** THE REQUEST **
Collect each line of the records containing the string "Sweet".

** MATERIAL **
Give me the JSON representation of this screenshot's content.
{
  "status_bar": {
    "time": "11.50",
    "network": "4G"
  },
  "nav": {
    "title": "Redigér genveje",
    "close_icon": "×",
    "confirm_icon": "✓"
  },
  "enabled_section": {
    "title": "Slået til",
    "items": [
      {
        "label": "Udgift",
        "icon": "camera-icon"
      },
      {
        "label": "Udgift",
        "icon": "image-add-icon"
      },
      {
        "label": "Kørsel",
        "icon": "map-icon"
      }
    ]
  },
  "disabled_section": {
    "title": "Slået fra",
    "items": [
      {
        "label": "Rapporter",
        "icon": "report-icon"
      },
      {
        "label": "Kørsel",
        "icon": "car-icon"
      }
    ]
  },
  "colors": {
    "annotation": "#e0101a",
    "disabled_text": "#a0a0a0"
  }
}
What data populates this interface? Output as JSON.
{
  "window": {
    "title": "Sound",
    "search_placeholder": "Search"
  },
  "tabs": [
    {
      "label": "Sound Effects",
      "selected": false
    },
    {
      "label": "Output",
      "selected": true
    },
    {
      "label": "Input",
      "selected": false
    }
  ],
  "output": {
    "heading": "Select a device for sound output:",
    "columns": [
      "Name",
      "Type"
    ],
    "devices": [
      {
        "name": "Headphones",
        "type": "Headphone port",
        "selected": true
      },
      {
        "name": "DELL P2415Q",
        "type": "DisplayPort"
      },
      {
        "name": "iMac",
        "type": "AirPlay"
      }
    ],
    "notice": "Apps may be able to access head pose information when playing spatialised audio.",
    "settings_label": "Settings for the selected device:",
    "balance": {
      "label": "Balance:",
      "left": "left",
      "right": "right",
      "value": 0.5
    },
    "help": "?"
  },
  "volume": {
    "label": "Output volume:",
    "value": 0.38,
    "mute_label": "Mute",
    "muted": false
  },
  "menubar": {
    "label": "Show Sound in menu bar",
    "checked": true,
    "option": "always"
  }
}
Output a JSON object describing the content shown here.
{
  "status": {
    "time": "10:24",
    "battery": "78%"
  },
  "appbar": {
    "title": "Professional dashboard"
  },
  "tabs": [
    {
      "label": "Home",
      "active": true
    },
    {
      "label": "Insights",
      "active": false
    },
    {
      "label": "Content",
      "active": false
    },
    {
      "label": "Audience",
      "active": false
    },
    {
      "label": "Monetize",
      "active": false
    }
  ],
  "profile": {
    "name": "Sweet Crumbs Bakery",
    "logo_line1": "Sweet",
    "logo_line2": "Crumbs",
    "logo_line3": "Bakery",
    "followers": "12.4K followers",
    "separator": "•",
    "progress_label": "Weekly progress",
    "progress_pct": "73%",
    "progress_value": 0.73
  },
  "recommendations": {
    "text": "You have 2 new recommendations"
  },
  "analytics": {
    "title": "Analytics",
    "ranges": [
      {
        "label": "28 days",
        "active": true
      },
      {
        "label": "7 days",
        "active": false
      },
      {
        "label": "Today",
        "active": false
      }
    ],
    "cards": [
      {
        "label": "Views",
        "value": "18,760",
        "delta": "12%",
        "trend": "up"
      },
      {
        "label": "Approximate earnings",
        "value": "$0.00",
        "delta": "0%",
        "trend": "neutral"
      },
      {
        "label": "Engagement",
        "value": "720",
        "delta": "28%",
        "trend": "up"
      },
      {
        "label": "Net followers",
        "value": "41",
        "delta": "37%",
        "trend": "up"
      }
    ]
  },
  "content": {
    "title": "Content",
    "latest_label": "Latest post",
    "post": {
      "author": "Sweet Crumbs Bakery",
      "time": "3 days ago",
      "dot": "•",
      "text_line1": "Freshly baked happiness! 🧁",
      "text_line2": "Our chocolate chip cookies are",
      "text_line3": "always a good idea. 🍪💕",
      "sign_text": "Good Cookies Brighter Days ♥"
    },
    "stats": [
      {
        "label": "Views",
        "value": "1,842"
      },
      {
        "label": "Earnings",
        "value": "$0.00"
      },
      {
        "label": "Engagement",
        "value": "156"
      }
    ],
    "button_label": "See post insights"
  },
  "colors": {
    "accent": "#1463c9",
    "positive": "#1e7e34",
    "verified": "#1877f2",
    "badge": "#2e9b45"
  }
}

** REPLY **
    "name": "Sweet Crumbs Bakery",
    "logo_line1": "Sweet",
      "author": "Sweet Crumbs Bakery",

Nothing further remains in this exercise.